● **What you should do**
Copy each line below in which the string "память" occurs.
--- BEGIN Data shown ---
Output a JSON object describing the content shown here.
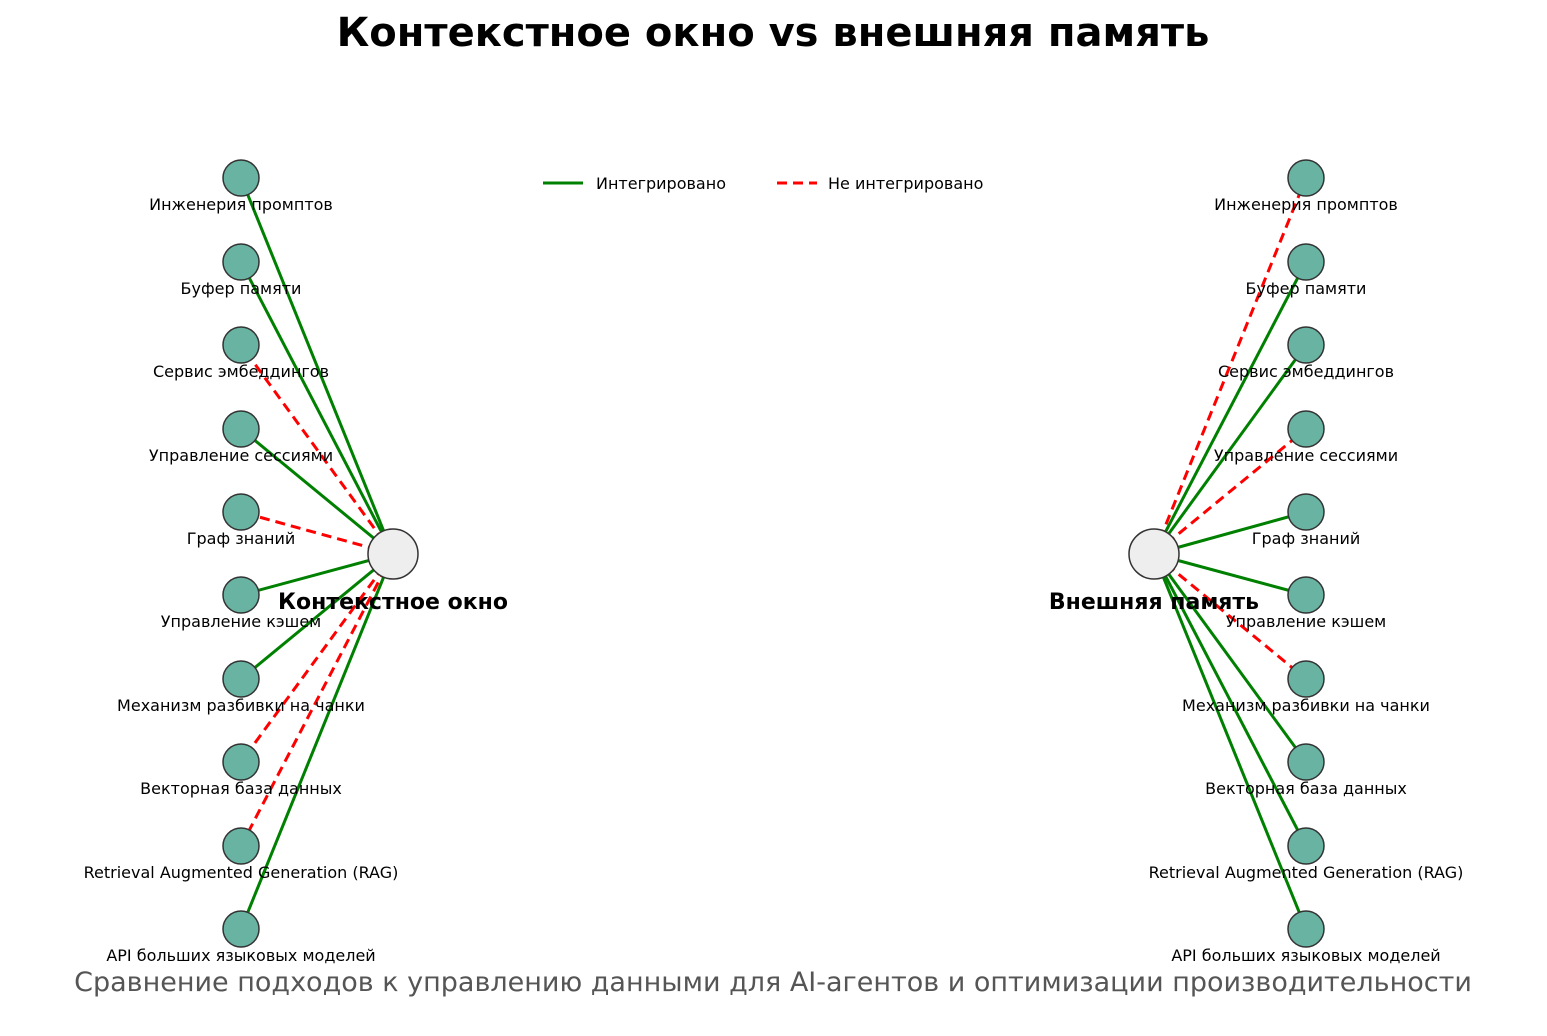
{
  "title": "Контекстное окно vs внешняя память",
  "subtitle": "Сравнение подходов к управлению данными для AI-агентов и оптимизации производительности",
  "legend": {
    "integrated": "Интегрировано",
    "not_integrated": "Не интегрировано"
  },
  "colors": {
    "integrated": "#008000",
    "not_integrated": "#ff0000",
    "node_fill": "#69b3a2",
    "hub_fill": "#eeeeee",
    "node_stroke": "#333333"
  },
  "components": [
    "Инженерия промптов",
    "Буфер памяти",
    "Сервис эмбеддингов",
    "Управление сессиями",
    "Граф знаний",
    "Управление кэшем",
    "Механизм разбивки на чанки",
    "Векторная база данных",
    "Retrieval Augmented Generation (RAG)",
    "API больших языковых моделей"
  ],
  "hubs": [
    {
      "label": "Контекстное окно",
      "integrated": [
        true,
        true,
        false,
        true,
        false,
        true,
        true,
        false,
        false,
        true
      ]
    },
    {
      "label": "Внешняя память",
      "integrated": [
        false,
        true,
        true,
        false,
        true,
        true,
        false,
        true,
        true,
        true
      ]
    }
  ]
}
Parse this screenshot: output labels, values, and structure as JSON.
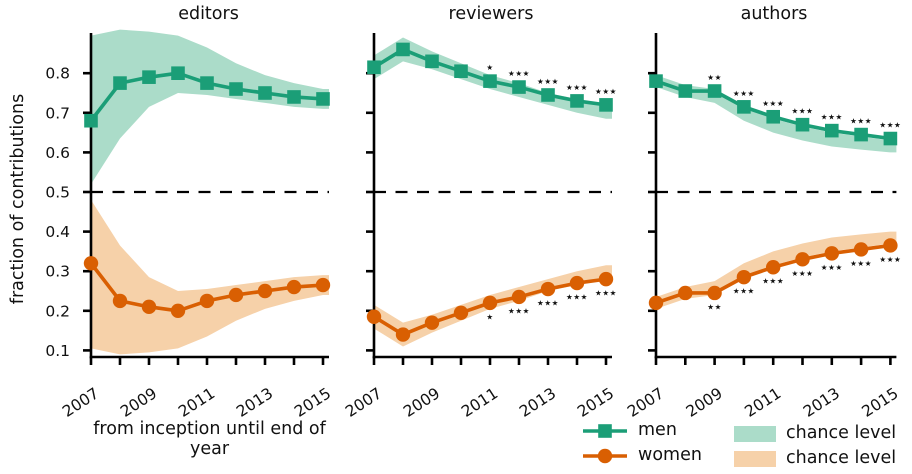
{
  "figure": {
    "ylabel": "fraction of contributions",
    "xlabel": "from inception until end of year",
    "chance_line_y": 0.5,
    "yticks": [
      "0.8",
      "0.7",
      "0.6",
      "0.5",
      "0.4",
      "0.3",
      "0.2",
      "0.1"
    ],
    "xtick_labels_shown": [
      "2007",
      "2009",
      "2011",
      "2013",
      "2015"
    ]
  },
  "colors": {
    "men": "#1b9e77",
    "women": "#d95f02",
    "men_band": "#abdcc9",
    "women_band": "#f6d1a9",
    "axis": "#000000",
    "text": "#111111"
  },
  "legend": {
    "items": [
      {
        "label": "men"
      },
      {
        "label": "women"
      },
      {
        "label": "chance level"
      },
      {
        "label": "chance level"
      }
    ]
  },
  "chart_data": [
    {
      "type": "line",
      "title": "editors",
      "x": [
        2007,
        2008,
        2009,
        2010,
        2011,
        2012,
        2013,
        2014,
        2015
      ],
      "ylim": [
        0.08,
        0.91
      ],
      "series": [
        {
          "name": "men",
          "marker": "square",
          "values": [
            0.68,
            0.775,
            0.79,
            0.8,
            0.775,
            0.76,
            0.75,
            0.74,
            0.735
          ],
          "chance_band_low": [
            0.52,
            0.635,
            0.715,
            0.75,
            0.745,
            0.735,
            0.725,
            0.715,
            0.71
          ],
          "chance_band_high": [
            0.895,
            0.91,
            0.905,
            0.895,
            0.865,
            0.825,
            0.795,
            0.775,
            0.76
          ],
          "significance": [
            "",
            "",
            "",
            "",
            "",
            "",
            "",
            "",
            ""
          ]
        },
        {
          "name": "women",
          "marker": "circle",
          "values": [
            0.32,
            0.225,
            0.21,
            0.2,
            0.225,
            0.24,
            0.25,
            0.26,
            0.265
          ],
          "chance_band_low": [
            0.105,
            0.09,
            0.095,
            0.105,
            0.135,
            0.175,
            0.205,
            0.225,
            0.24
          ],
          "chance_band_high": [
            0.48,
            0.365,
            0.285,
            0.25,
            0.255,
            0.265,
            0.275,
            0.285,
            0.29
          ],
          "significance": [
            "",
            "",
            "",
            "",
            "",
            "",
            "",
            "",
            ""
          ]
        }
      ]
    },
    {
      "type": "line",
      "title": "reviewers",
      "x": [
        2007,
        2008,
        2009,
        2010,
        2011,
        2012,
        2013,
        2014,
        2015
      ],
      "ylim": [
        0.08,
        0.91
      ],
      "series": [
        {
          "name": "men",
          "marker": "square",
          "values": [
            0.815,
            0.86,
            0.83,
            0.805,
            0.78,
            0.765,
            0.745,
            0.73,
            0.72
          ],
          "chance_band_low": [
            0.785,
            0.83,
            0.81,
            0.785,
            0.76,
            0.74,
            0.72,
            0.7,
            0.685
          ],
          "chance_band_high": [
            0.845,
            0.89,
            0.855,
            0.825,
            0.795,
            0.775,
            0.75,
            0.735,
            0.715
          ],
          "significance": [
            "",
            "",
            "",
            "",
            "*",
            "***",
            "***",
            "***",
            "***"
          ]
        },
        {
          "name": "women",
          "marker": "circle",
          "values": [
            0.185,
            0.14,
            0.17,
            0.195,
            0.22,
            0.235,
            0.255,
            0.27,
            0.28
          ],
          "chance_band_low": [
            0.155,
            0.11,
            0.145,
            0.175,
            0.205,
            0.225,
            0.25,
            0.265,
            0.285
          ],
          "chance_band_high": [
            0.215,
            0.17,
            0.19,
            0.215,
            0.24,
            0.26,
            0.28,
            0.3,
            0.315
          ],
          "significance": [
            "",
            "",
            "",
            "",
            "*",
            "***",
            "***",
            "***",
            "***"
          ]
        }
      ]
    },
    {
      "type": "line",
      "title": "authors",
      "x": [
        2007,
        2008,
        2009,
        2010,
        2011,
        2012,
        2013,
        2014,
        2015
      ],
      "ylim": [
        0.08,
        0.91
      ],
      "series": [
        {
          "name": "men",
          "marker": "square",
          "values": [
            0.78,
            0.755,
            0.755,
            0.715,
            0.69,
            0.67,
            0.655,
            0.645,
            0.635
          ],
          "chance_band_low": [
            0.765,
            0.74,
            0.725,
            0.68,
            0.65,
            0.63,
            0.615,
            0.607,
            0.6
          ],
          "chance_band_high": [
            0.795,
            0.77,
            0.76,
            0.715,
            0.685,
            0.665,
            0.65,
            0.64,
            0.63
          ],
          "significance": [
            "",
            "",
            "**",
            "***",
            "***",
            "***",
            "***",
            "***",
            "***"
          ]
        },
        {
          "name": "women",
          "marker": "circle",
          "values": [
            0.22,
            0.245,
            0.245,
            0.285,
            0.31,
            0.33,
            0.345,
            0.355,
            0.365
          ],
          "chance_band_low": [
            0.205,
            0.23,
            0.24,
            0.285,
            0.315,
            0.335,
            0.35,
            0.36,
            0.37
          ],
          "chance_band_high": [
            0.235,
            0.26,
            0.275,
            0.32,
            0.35,
            0.37,
            0.385,
            0.393,
            0.4
          ],
          "significance": [
            "",
            "",
            "**",
            "***",
            "***",
            "***",
            "***",
            "***",
            "***"
          ]
        }
      ]
    }
  ]
}
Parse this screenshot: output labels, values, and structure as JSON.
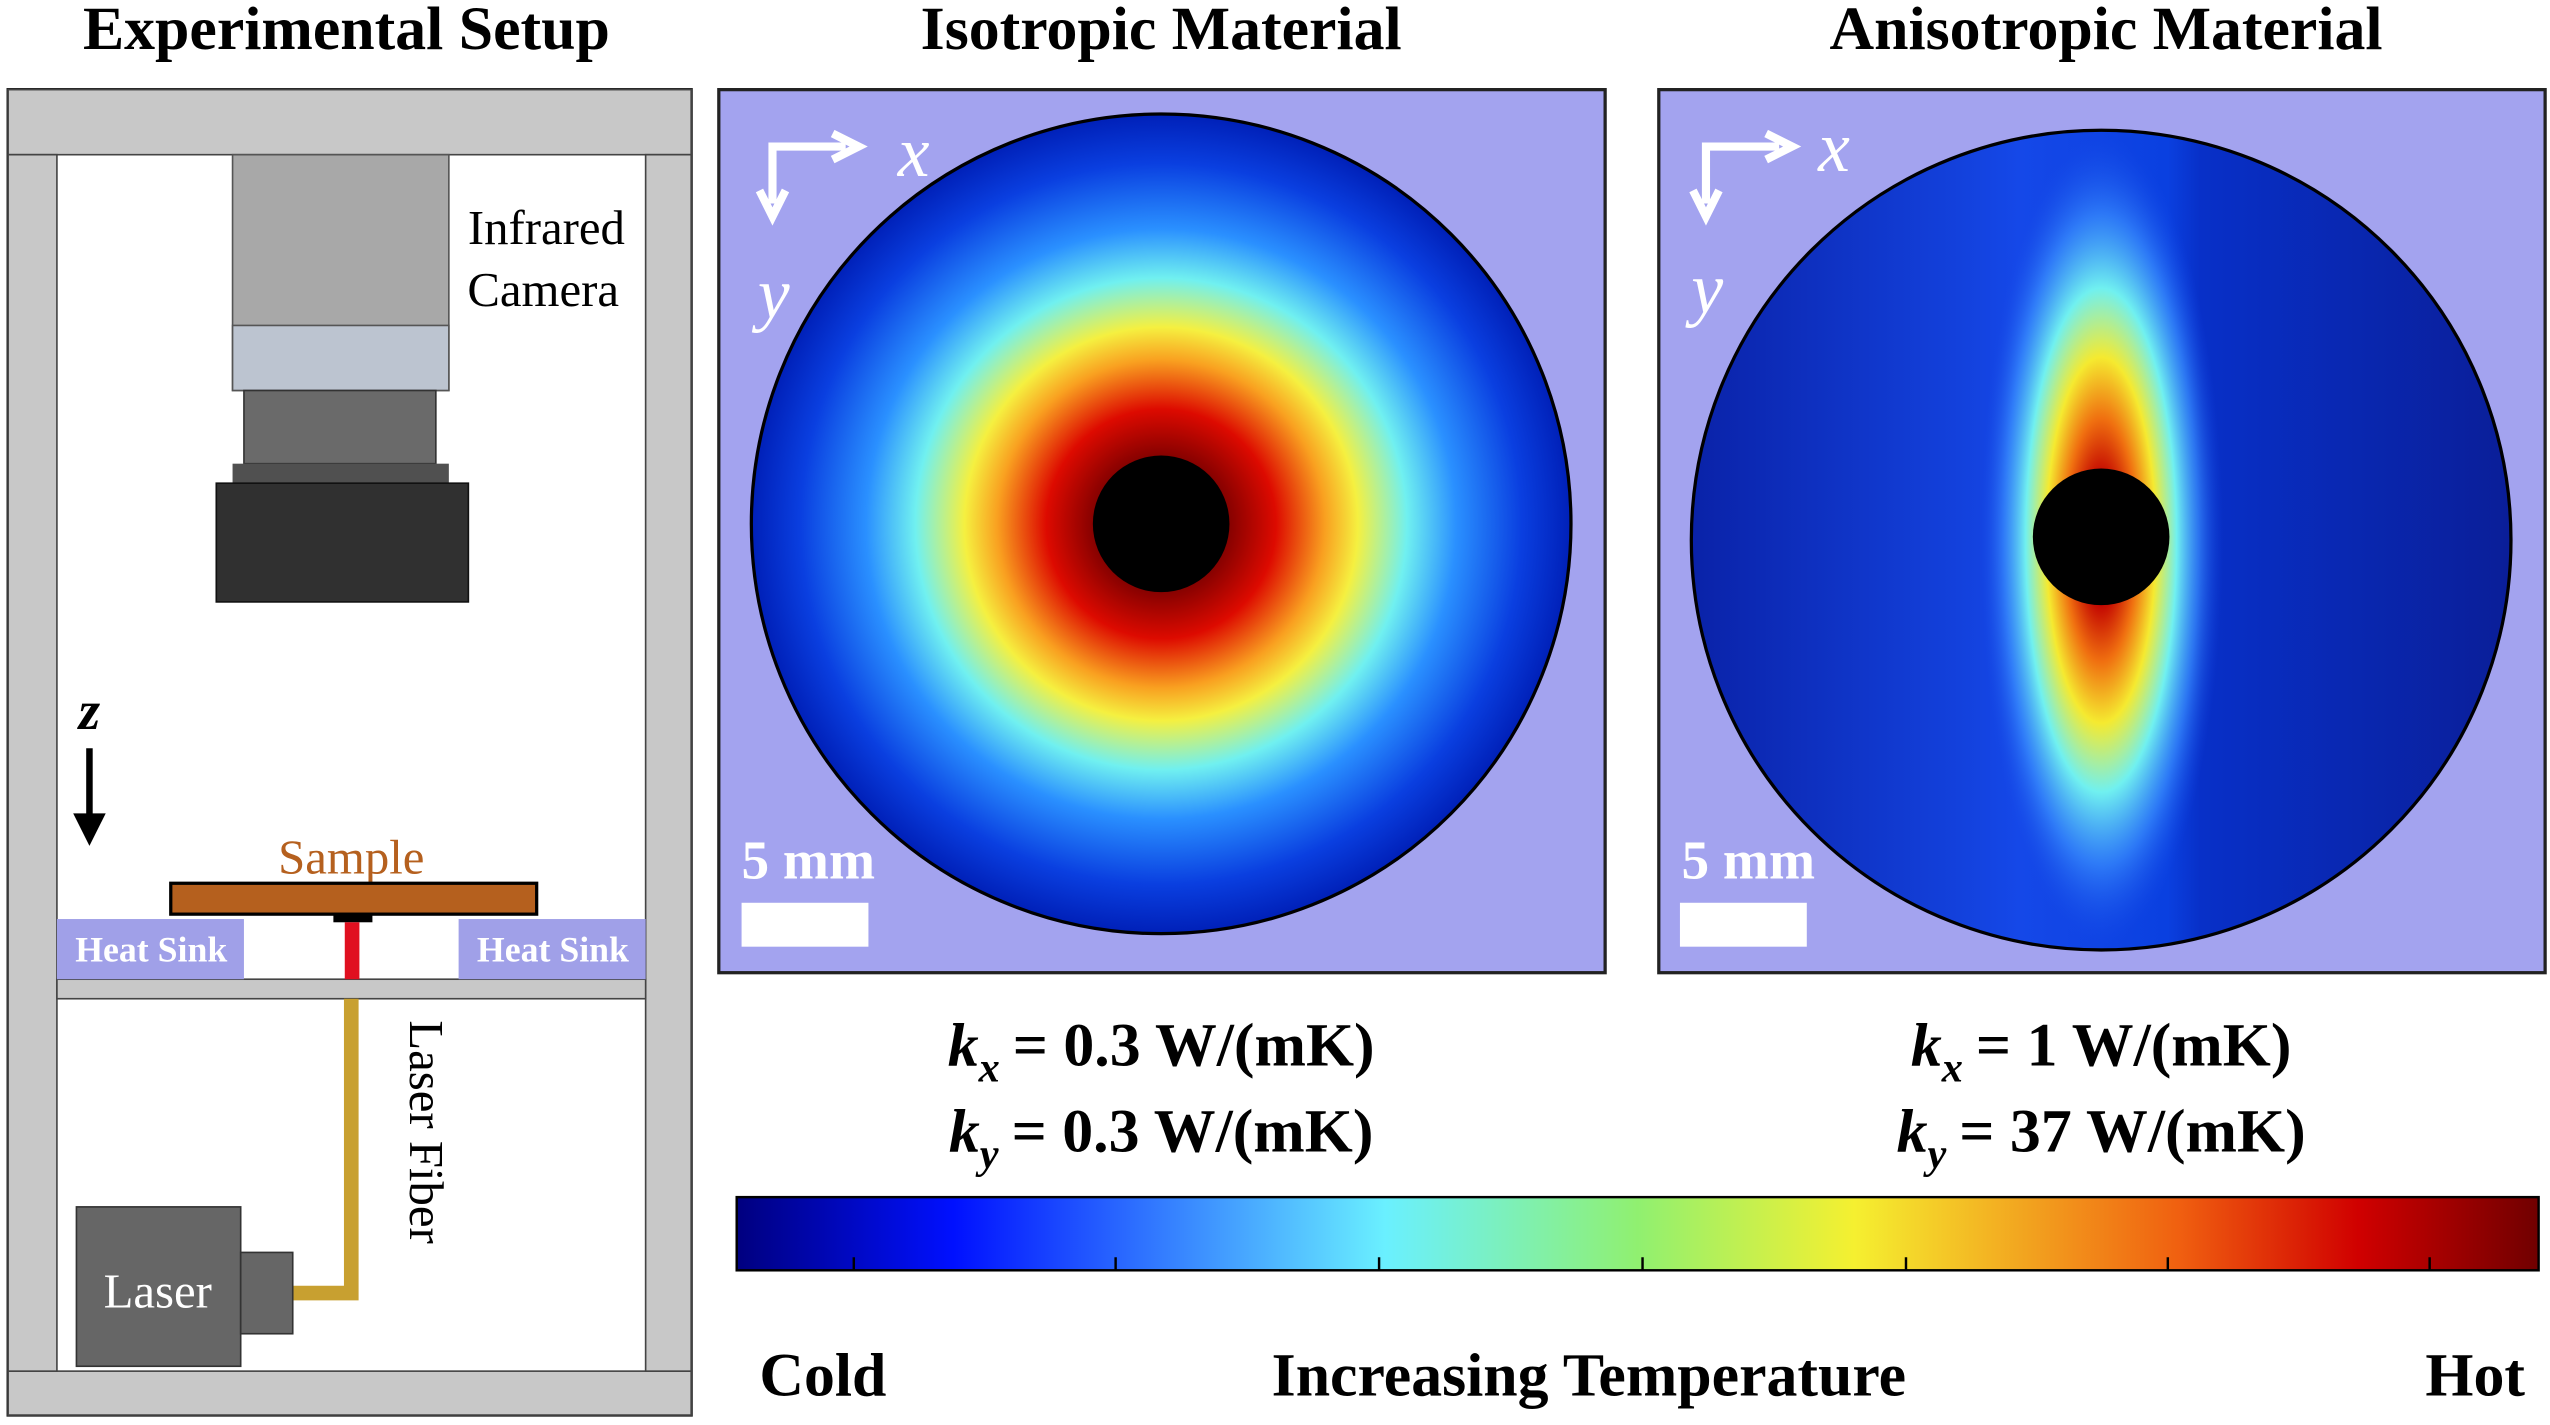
{
  "setup": {
    "title": "Experimental Setup",
    "camera_lines": [
      "Infrared",
      "Camera"
    ],
    "axis": "z",
    "sample": "Sample",
    "heat_sink_left": "Heat Sink",
    "heat_sink_right": "Heat Sink",
    "fiber": "Laser Fiber",
    "laser": "Laser"
  },
  "isotropic": {
    "title": "Isotropic Material",
    "x": "x",
    "y": "y",
    "scale": "5 mm",
    "kx": {
      "symbol": "k",
      "sub": "x",
      "text": "= 0.3 W/(mK)"
    },
    "ky": {
      "symbol": "k",
      "sub": "y",
      "text": "= 0.3 W/(mK)"
    }
  },
  "anisotropic": {
    "title": "Anisotropic Material",
    "x": "x",
    "y": "y",
    "scale": "5 mm",
    "kx": {
      "symbol": "k",
      "sub": "x",
      "text": "= 1 W/(mK)"
    },
    "ky": {
      "symbol": "k",
      "sub": "y",
      "text": "= 37 W/(mK)"
    }
  },
  "colorbar": {
    "cold": "Cold",
    "label": "Increasing Temperature",
    "hot": "Hot"
  }
}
--- END Data shown ---
● **The solution**
  "title": "Контекстное окно vs внешняя память",
      "label": "Внешняя память",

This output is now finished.